Data records:
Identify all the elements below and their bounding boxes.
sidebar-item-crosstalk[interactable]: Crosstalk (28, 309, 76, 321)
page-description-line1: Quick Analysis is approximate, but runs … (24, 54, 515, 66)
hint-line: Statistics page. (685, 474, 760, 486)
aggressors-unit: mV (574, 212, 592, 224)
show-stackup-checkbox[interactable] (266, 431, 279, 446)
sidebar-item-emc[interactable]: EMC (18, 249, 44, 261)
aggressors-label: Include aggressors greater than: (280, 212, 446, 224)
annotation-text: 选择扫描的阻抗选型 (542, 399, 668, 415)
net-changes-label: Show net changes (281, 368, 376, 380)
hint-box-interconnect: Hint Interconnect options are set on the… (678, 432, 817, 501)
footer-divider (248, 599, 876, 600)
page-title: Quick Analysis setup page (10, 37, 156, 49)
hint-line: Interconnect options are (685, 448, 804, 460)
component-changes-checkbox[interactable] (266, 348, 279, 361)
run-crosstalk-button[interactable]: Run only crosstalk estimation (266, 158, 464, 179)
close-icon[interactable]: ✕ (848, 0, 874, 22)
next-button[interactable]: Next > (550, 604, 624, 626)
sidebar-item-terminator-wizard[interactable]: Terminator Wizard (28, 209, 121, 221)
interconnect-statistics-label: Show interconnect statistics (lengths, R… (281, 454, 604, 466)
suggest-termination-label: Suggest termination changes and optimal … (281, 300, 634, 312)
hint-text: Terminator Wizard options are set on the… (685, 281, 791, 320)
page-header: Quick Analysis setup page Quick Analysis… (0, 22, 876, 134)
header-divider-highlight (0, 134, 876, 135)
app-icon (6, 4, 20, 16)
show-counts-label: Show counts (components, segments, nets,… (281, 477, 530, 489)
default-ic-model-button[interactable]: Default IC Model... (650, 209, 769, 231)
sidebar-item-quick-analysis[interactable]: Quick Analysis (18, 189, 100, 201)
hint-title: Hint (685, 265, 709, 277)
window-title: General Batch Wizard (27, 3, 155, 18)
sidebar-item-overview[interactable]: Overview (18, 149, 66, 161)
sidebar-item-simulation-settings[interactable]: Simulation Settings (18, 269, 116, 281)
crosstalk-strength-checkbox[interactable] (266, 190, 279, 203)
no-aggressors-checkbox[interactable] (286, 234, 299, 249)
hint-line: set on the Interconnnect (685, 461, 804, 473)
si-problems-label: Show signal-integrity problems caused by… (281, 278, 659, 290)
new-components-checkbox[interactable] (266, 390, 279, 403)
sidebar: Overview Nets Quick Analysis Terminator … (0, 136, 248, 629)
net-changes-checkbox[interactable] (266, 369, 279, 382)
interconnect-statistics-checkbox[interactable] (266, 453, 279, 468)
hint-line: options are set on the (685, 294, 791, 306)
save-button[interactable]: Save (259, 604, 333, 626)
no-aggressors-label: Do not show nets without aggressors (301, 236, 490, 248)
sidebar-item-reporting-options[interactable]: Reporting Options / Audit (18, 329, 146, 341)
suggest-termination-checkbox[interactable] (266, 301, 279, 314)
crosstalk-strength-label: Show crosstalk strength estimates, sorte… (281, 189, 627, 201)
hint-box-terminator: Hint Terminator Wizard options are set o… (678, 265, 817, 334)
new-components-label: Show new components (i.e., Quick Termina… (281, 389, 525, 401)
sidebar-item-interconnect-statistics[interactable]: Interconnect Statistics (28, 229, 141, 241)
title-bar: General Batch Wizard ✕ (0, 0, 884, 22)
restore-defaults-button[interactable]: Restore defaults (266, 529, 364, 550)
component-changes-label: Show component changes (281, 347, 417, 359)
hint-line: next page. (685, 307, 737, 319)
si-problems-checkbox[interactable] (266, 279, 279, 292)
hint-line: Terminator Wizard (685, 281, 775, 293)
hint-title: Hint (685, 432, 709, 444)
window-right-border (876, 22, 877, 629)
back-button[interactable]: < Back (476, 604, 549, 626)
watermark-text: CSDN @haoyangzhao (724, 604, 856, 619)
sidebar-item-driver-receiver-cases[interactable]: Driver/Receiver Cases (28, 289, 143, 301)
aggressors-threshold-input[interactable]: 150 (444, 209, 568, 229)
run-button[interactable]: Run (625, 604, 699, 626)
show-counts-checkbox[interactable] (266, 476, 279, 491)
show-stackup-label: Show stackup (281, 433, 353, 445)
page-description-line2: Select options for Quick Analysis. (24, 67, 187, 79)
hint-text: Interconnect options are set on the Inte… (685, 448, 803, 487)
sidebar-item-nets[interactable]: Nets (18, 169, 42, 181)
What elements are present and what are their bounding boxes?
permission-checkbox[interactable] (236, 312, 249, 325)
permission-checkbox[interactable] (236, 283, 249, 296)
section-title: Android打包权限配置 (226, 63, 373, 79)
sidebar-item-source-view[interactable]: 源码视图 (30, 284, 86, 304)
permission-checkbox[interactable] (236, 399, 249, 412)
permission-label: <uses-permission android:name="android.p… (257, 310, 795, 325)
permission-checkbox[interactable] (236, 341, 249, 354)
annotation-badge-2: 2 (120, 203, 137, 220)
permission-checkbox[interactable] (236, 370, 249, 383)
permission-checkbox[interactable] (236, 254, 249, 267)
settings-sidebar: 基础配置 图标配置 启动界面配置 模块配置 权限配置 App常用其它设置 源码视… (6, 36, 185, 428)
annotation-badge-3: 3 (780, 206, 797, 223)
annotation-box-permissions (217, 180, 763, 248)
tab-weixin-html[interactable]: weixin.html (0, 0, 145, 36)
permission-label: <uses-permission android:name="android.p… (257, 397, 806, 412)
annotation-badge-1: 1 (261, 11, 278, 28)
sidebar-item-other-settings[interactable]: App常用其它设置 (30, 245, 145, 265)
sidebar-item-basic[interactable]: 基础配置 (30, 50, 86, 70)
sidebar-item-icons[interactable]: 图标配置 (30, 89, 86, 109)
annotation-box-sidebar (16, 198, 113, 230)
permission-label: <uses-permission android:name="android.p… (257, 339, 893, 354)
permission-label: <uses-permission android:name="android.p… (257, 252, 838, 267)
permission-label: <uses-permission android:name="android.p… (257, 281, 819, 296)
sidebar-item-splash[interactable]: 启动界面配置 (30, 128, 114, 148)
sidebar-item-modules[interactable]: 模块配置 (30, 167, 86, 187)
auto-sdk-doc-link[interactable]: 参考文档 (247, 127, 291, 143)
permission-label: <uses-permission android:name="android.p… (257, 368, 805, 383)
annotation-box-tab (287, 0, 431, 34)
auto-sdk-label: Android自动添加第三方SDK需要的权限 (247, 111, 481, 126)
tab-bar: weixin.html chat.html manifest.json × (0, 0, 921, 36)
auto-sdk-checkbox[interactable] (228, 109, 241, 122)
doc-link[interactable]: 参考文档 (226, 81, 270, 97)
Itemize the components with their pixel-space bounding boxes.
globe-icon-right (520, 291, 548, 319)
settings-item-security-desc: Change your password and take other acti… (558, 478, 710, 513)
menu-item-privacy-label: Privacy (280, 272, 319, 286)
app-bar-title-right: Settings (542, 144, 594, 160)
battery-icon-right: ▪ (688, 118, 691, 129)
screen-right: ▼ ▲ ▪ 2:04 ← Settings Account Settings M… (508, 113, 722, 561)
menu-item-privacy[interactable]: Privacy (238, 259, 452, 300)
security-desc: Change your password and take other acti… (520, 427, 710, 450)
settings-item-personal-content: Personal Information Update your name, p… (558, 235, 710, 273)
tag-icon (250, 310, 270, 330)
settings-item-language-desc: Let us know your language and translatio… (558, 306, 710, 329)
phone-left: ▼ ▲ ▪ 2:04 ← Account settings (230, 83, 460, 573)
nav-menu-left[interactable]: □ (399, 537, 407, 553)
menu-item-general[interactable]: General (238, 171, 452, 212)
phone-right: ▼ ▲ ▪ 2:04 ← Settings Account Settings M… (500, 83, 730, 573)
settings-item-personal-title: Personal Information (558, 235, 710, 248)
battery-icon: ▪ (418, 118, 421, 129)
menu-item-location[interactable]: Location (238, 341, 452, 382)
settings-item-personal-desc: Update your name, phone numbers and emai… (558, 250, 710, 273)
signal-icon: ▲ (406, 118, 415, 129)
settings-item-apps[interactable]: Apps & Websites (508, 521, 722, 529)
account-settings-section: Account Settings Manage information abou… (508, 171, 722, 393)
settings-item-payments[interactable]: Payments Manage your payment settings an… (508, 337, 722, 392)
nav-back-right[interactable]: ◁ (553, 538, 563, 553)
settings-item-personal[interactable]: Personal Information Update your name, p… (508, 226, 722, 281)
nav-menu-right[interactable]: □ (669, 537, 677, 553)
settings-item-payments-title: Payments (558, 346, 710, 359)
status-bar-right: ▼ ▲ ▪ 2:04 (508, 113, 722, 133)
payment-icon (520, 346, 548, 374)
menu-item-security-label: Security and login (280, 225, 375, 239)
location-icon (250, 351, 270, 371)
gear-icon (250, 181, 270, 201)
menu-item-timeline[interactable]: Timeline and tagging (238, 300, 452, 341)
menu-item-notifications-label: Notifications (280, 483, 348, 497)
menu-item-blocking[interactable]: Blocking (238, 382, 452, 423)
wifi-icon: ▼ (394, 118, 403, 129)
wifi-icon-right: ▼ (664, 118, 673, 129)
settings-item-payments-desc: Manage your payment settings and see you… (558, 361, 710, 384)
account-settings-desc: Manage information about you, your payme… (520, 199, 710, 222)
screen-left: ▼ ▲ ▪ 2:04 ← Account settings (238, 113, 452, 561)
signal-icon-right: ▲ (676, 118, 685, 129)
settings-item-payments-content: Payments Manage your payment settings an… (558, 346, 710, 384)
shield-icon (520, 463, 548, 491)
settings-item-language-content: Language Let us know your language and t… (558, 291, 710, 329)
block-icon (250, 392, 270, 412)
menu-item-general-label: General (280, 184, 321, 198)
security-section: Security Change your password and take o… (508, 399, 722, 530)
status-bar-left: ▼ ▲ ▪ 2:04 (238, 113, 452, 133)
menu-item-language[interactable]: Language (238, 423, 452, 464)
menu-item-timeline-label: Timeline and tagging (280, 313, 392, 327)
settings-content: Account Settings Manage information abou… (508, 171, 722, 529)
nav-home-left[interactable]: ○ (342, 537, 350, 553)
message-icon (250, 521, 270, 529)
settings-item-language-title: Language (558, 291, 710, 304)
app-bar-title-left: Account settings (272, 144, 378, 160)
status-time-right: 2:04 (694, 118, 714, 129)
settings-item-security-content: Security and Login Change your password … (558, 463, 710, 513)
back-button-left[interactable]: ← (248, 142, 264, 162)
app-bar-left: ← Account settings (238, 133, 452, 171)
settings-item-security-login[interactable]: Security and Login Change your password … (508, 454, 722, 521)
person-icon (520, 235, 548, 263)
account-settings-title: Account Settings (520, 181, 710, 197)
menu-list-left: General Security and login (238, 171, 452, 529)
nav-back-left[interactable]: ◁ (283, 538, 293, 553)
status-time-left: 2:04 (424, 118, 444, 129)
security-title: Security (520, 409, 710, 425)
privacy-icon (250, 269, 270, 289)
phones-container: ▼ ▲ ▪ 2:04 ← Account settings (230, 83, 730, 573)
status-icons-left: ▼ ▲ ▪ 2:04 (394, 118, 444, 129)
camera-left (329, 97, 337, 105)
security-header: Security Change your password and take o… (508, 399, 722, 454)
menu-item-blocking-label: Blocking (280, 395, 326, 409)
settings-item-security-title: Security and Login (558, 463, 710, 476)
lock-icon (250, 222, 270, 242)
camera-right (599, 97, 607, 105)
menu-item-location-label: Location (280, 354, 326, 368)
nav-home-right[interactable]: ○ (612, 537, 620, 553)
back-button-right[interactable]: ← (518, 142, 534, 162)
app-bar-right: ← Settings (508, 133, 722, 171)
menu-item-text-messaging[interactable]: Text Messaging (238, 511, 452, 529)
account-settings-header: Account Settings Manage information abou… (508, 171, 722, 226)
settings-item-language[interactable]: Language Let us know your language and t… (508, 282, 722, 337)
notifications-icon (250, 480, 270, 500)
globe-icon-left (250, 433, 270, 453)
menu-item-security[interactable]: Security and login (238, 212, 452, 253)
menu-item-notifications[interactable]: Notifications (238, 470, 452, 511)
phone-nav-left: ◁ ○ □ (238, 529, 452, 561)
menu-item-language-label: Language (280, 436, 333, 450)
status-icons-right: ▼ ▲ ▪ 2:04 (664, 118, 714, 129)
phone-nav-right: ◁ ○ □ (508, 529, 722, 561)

• **Stated goal**
Copy out, word for word, the lines of the listing that start at its first line and end with the line containing "page-title: Quick Analysis".

• **Solved problem**
Identify all the elements below and their bounding boxes.
sidebar-item-crosstalk[interactable]: Crosstalk (28, 309, 76, 321)
page-description-line1: Quick Analysis is approximate, but runs … (24, 54, 515, 66)
hint-line: Statistics page. (685, 474, 760, 486)
aggressors-unit: mV (574, 212, 592, 224)
show-stackup-checkbox[interactable] (266, 431, 279, 446)
sidebar-item-emc[interactable]: EMC (18, 249, 44, 261)
aggressors-label: Include aggressors greater than: (280, 212, 446, 224)
annotation-text: 选择扫描的阻抗选型 (542, 399, 668, 415)
net-changes-label: Show net changes (281, 368, 376, 380)
hint-box-interconnect: Hint Interconnect options are set on the… (678, 432, 817, 501)
footer-divider (248, 599, 876, 600)
page-title: Quick Analysis setup page (10, 37, 156, 49)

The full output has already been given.